(Extracted records)
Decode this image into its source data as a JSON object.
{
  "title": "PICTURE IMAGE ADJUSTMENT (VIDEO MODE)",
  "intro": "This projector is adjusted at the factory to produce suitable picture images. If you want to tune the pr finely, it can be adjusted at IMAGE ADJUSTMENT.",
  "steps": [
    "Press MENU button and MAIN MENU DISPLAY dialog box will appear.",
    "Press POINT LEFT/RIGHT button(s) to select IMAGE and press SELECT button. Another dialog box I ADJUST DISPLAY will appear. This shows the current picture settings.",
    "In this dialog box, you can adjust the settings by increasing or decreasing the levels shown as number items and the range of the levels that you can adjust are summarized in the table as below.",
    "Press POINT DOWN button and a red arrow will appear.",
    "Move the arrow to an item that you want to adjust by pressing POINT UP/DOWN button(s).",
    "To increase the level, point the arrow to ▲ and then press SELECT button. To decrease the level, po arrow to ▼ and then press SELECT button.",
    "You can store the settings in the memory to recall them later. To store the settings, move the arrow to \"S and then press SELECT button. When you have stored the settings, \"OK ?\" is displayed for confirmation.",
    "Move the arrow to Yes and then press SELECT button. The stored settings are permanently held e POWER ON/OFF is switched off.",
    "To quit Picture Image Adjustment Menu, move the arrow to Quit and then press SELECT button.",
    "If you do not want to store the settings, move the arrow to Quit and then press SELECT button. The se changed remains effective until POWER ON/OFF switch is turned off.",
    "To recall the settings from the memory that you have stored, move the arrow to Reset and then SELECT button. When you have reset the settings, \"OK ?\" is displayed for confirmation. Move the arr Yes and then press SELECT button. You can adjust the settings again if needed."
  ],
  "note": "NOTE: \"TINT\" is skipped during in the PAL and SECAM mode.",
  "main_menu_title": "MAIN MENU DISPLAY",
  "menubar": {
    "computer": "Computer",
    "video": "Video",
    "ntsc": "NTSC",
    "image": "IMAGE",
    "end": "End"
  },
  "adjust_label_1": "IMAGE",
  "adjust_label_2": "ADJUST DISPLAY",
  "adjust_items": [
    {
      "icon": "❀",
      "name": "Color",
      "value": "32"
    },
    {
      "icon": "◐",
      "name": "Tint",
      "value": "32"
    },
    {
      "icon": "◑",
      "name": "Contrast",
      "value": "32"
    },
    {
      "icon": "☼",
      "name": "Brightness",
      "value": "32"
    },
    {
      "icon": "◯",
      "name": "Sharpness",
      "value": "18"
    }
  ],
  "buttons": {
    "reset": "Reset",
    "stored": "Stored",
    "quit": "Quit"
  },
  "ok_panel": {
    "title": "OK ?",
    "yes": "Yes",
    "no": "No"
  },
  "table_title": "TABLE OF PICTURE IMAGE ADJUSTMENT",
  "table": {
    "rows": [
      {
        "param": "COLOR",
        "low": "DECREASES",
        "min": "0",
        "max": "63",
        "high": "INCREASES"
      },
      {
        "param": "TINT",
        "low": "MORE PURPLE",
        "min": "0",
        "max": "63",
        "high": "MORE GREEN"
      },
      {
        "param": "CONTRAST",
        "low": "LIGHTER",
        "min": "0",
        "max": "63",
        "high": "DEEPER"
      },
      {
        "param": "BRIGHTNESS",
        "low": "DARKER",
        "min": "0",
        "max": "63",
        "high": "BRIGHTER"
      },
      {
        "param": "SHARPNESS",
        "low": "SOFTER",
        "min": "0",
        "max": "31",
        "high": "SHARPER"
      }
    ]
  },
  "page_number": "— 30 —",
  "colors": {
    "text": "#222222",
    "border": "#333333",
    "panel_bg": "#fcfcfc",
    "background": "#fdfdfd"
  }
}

## Problem to work on
Gather every line containing the word "have" and copy it.

## The completed task
    "You can store the settings in the memory to recall them later. To store the settings, move the arrow to \"S and then press SELECT button. When you have stored the settings, \"OK ?\" is displayed for confirmation.",
    "To recall the settings from the memory that you have stored, move the arrow to Reset and then SELECT button. When you have reset the settings, \"OK ?\" is displayed for confirmation. Move the arr Yes and then press SELECT button. You can adjust the settings again if needed."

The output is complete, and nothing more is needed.